Task objective =>
Every line of the entries below that carries the string "noch" should be copied.

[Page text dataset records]
____

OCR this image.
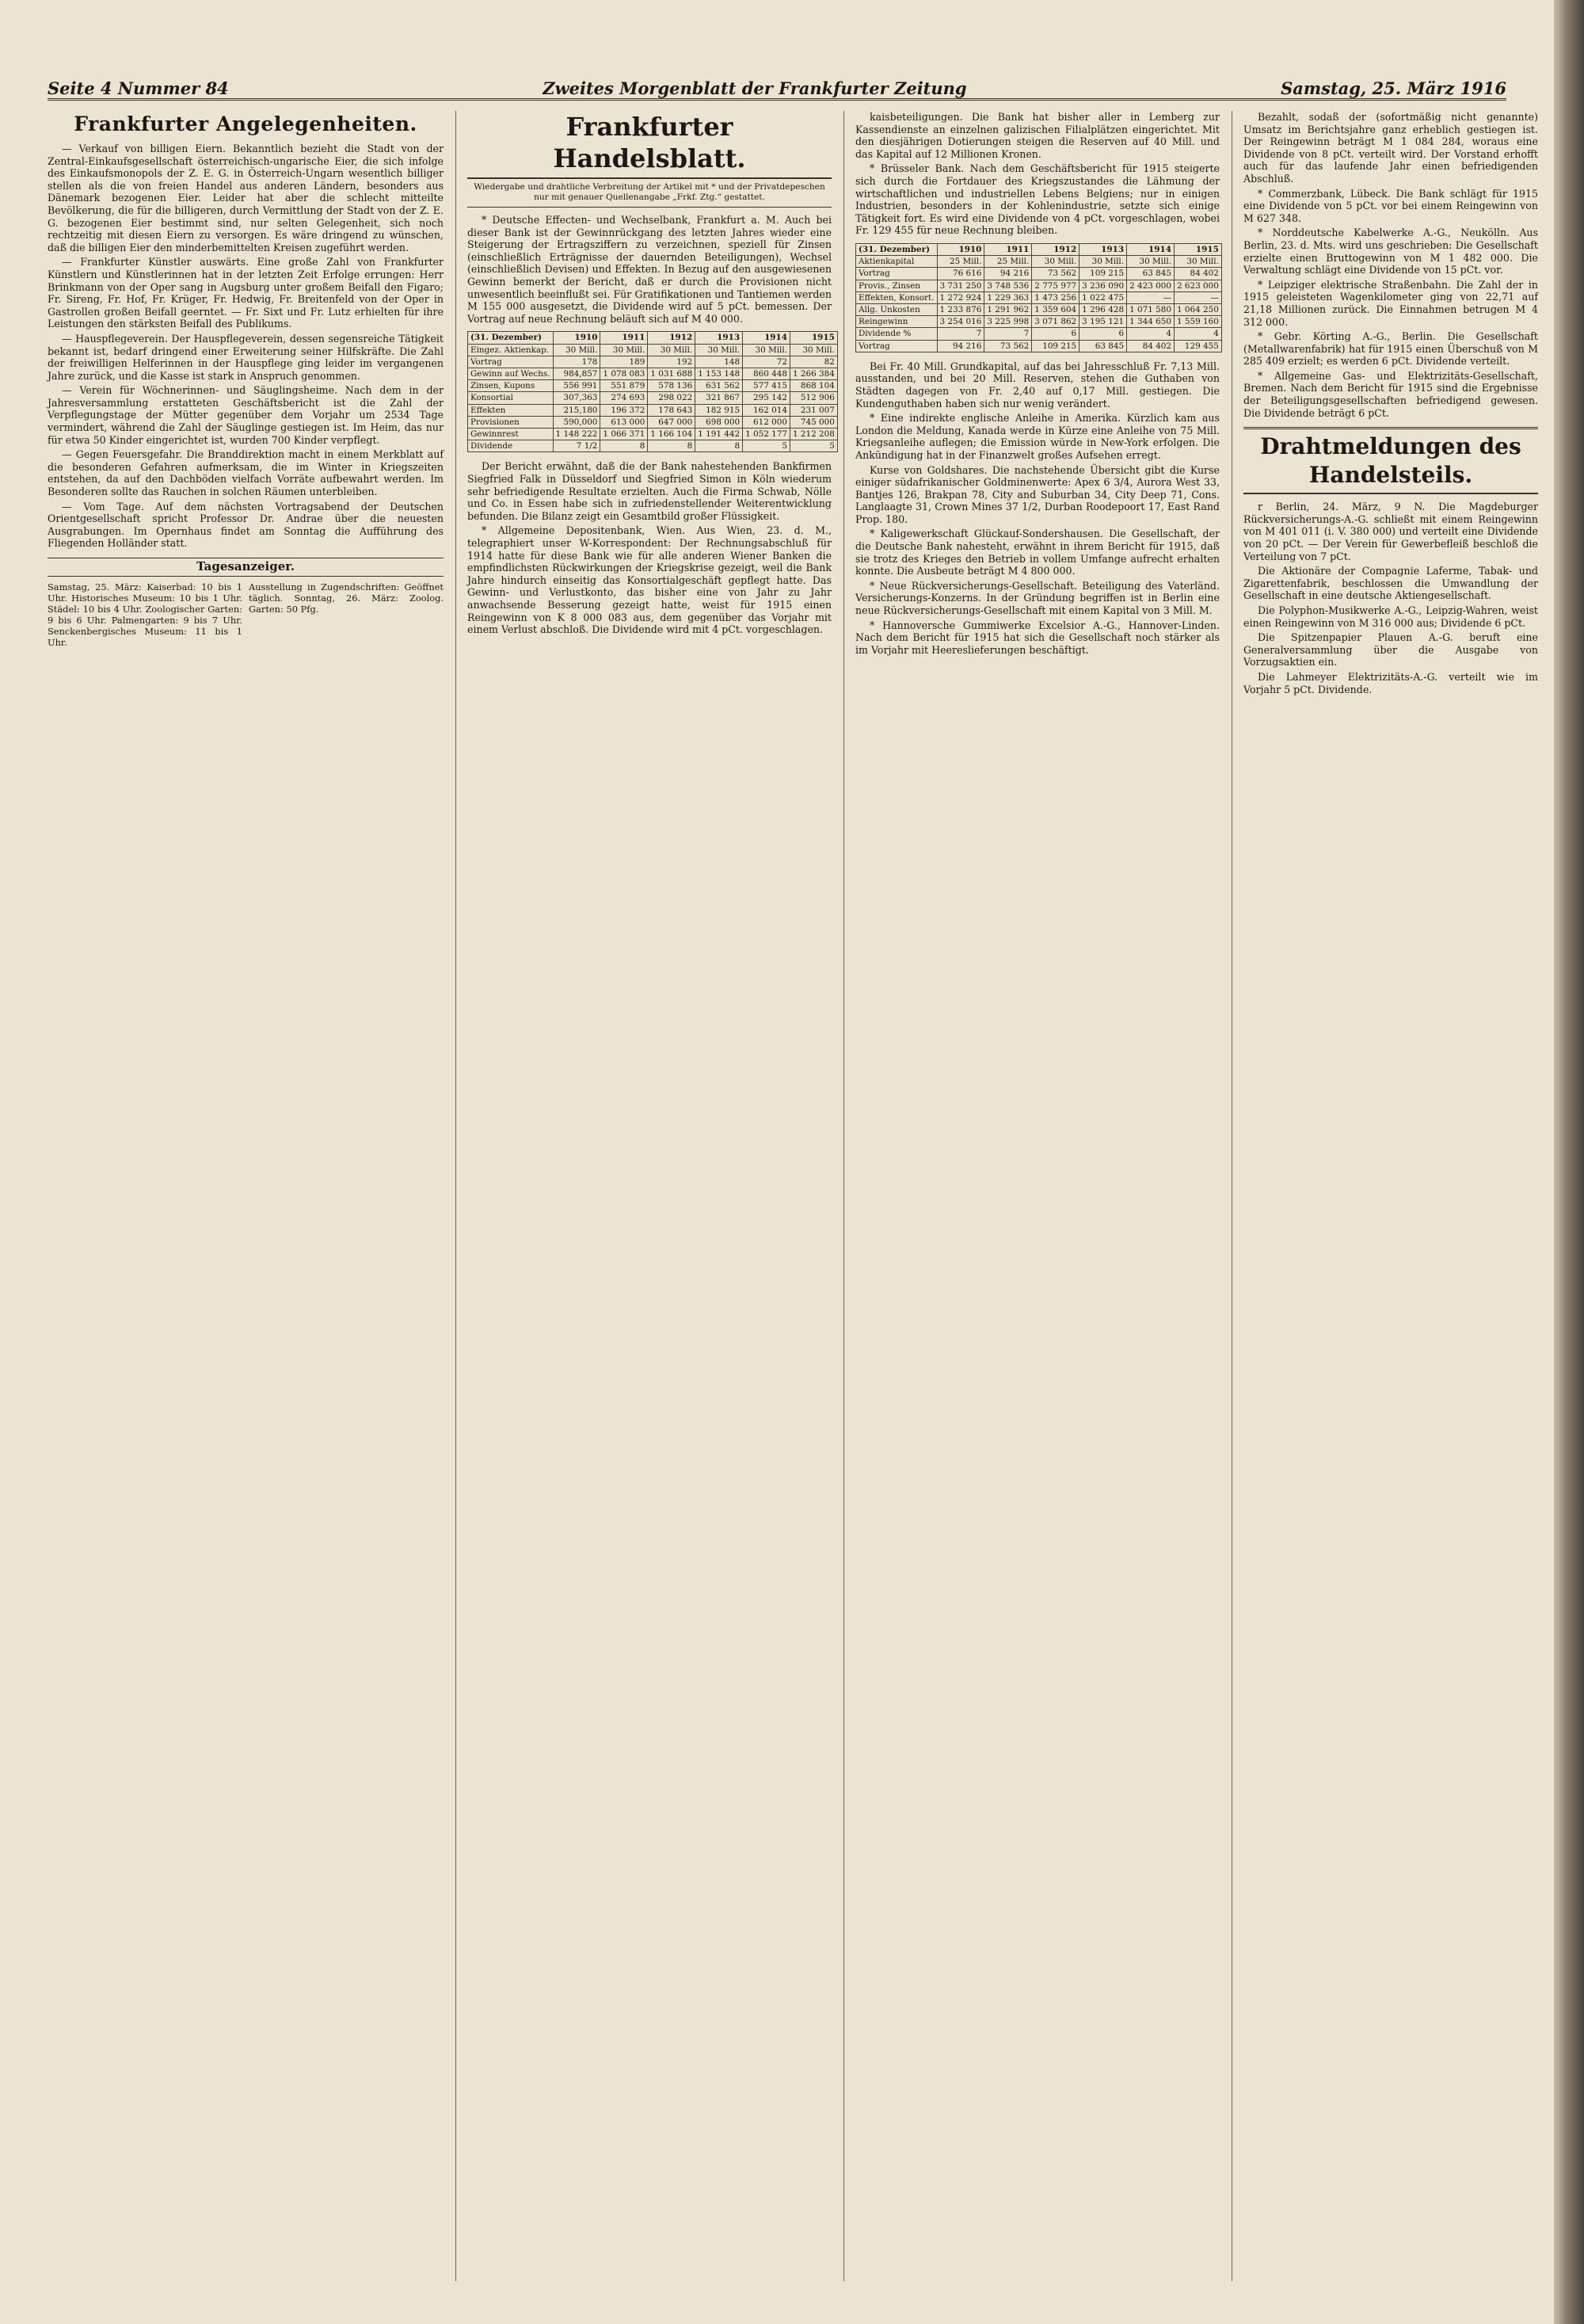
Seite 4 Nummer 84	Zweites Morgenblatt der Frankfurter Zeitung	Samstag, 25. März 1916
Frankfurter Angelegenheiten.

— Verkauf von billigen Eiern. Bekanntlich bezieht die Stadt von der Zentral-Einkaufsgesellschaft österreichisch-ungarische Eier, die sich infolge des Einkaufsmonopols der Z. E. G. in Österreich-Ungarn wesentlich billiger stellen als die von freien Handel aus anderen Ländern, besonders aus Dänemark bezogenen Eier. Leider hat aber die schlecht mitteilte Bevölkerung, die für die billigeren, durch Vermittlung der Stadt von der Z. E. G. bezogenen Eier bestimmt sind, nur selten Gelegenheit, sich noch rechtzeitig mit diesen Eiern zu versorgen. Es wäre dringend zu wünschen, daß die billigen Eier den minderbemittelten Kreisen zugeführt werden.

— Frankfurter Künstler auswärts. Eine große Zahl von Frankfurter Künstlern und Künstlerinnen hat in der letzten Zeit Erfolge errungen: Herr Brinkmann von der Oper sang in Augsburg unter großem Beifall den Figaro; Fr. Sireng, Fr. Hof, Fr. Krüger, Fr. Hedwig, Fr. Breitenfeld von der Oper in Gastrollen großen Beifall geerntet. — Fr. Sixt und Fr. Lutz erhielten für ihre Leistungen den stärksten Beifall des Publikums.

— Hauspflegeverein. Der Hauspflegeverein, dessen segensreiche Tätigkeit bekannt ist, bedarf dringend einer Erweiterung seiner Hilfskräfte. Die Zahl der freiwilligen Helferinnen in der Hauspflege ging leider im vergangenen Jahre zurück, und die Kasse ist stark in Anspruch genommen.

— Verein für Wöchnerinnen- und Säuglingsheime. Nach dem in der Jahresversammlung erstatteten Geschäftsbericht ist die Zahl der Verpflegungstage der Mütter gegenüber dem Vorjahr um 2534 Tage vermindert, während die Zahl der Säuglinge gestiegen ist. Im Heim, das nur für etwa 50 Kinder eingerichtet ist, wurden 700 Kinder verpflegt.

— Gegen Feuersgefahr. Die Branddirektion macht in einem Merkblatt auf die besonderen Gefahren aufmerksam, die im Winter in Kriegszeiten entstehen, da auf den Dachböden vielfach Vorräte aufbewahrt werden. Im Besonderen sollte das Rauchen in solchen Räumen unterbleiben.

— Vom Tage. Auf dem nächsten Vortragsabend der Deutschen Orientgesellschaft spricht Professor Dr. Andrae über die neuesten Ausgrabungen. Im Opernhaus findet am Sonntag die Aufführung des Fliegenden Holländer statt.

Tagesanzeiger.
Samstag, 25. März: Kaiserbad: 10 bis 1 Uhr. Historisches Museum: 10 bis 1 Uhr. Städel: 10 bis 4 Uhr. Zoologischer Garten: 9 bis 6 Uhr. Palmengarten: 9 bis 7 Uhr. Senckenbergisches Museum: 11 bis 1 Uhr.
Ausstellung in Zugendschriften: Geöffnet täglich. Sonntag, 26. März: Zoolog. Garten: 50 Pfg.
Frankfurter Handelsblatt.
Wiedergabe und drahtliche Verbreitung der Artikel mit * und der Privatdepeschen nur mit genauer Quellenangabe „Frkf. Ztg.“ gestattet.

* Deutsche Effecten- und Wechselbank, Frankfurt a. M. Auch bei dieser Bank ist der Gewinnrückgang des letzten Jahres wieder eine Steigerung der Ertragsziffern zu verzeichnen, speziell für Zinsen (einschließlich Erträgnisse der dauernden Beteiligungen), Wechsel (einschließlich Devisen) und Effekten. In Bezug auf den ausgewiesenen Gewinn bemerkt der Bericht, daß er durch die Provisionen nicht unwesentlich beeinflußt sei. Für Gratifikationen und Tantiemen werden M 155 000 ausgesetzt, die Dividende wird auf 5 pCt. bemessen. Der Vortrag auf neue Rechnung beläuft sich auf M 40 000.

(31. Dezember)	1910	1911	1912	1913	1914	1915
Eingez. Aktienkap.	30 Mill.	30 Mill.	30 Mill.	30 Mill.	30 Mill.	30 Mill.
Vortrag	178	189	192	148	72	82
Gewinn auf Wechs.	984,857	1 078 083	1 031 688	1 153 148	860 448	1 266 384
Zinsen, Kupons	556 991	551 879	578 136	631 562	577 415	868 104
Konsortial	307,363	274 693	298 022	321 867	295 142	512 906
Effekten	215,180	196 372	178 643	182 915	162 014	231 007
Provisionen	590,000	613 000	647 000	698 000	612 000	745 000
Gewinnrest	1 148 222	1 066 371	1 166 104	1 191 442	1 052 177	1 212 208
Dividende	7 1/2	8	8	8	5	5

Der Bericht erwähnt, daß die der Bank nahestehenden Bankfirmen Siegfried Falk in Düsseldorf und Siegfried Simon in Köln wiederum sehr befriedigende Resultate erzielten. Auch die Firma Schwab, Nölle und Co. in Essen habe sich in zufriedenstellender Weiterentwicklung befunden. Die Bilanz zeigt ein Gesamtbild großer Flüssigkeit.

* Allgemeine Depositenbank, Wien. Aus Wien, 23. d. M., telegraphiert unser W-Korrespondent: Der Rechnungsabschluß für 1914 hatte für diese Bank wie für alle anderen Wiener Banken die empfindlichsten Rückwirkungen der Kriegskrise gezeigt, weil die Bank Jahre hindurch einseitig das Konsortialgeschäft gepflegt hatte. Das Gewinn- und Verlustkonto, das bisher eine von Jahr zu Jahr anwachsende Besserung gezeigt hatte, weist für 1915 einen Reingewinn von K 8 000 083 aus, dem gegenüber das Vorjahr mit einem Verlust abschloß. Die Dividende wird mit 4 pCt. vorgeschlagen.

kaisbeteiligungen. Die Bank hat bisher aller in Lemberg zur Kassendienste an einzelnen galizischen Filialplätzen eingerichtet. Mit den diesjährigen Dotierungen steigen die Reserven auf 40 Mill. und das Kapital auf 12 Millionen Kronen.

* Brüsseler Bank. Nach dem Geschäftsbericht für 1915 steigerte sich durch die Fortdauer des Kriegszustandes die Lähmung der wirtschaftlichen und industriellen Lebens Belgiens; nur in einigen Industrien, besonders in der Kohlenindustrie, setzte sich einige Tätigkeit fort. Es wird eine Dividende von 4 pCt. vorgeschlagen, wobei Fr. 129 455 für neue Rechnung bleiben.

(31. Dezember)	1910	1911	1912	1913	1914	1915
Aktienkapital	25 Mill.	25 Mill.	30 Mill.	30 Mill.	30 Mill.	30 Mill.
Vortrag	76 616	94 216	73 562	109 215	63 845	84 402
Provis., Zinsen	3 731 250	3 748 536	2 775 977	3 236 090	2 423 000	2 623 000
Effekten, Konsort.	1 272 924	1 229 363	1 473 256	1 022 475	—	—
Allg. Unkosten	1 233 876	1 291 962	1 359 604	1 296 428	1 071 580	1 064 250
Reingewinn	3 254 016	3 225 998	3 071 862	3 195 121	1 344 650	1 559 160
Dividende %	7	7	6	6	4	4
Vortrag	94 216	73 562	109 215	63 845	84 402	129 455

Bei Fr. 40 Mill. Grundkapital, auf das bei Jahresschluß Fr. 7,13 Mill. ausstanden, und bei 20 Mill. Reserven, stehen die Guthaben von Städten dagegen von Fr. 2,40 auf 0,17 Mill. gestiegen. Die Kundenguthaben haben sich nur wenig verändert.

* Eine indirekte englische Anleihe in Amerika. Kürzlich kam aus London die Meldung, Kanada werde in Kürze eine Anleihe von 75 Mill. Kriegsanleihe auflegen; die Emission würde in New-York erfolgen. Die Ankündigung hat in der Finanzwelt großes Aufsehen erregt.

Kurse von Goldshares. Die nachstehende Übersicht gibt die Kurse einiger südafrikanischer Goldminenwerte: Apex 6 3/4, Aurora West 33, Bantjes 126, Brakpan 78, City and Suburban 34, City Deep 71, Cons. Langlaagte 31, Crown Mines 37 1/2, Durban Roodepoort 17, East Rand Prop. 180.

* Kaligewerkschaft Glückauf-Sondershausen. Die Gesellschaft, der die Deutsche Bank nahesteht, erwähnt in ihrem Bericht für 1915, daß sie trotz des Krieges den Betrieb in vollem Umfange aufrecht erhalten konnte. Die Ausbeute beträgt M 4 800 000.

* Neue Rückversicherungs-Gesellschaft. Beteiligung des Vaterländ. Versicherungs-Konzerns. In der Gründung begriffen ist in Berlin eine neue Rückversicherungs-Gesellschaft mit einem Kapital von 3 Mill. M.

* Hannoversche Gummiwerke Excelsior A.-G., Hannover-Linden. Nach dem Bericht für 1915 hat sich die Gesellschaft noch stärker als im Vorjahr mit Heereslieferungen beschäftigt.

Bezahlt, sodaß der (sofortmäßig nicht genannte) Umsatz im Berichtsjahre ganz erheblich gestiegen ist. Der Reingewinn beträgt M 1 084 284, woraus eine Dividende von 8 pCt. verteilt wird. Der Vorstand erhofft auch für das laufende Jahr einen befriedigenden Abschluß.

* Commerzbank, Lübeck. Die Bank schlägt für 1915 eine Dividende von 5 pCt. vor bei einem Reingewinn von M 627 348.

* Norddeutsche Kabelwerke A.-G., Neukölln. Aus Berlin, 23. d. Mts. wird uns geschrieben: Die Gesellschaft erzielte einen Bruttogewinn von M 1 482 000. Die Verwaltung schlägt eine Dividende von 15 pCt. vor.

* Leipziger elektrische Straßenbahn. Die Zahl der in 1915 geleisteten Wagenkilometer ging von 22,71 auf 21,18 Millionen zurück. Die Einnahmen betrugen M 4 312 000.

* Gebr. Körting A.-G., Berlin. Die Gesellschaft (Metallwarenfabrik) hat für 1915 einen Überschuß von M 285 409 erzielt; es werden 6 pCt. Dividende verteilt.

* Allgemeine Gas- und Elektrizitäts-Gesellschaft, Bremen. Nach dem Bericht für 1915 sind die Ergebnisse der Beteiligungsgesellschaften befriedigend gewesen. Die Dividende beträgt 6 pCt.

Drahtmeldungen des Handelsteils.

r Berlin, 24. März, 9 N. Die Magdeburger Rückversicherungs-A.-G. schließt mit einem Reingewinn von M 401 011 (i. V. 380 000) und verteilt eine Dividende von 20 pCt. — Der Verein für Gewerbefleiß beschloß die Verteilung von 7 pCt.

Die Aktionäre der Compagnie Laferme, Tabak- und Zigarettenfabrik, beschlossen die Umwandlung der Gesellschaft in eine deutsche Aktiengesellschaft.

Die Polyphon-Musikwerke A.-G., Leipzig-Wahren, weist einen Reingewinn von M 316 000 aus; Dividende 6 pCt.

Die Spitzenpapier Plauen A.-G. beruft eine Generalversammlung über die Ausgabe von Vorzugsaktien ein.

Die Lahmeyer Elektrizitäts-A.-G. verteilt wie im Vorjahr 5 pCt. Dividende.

____

Task solution =>
— Verkauf von billigen Eiern. Bekanntlich bezieht die Stadt von der Zentral-Einkaufsgesellschaft österreichisch-ungarische Eier, die sich infolge des Einkaufsmonopols der Z. E. G. in Österreich-Ungarn wesentlich billiger stellen als die von freien Handel aus anderen Ländern, besonders aus Dänemark bezogenen Eier. Leider hat aber die schlecht mitteilte Bevölkerung, die für die billigeren, durch Vermittlung der Stadt von der Z. E. G. bezogenen Eier bestimmt sind, nur selten Gelegenheit, sich noch rechtzeitig mit diesen Eiern zu versorgen. Es wäre dringend zu wünschen, daß die billigen Eier den minderbemittelten Kreisen zugeführt werden.
* Hannoversche Gummiwerke Excelsior A.-G., Hannover-Linden. Nach dem Bericht für 1915 hat sich die Gesellschaft noch stärker als im Vorjahr mit Heereslieferungen beschäftigt.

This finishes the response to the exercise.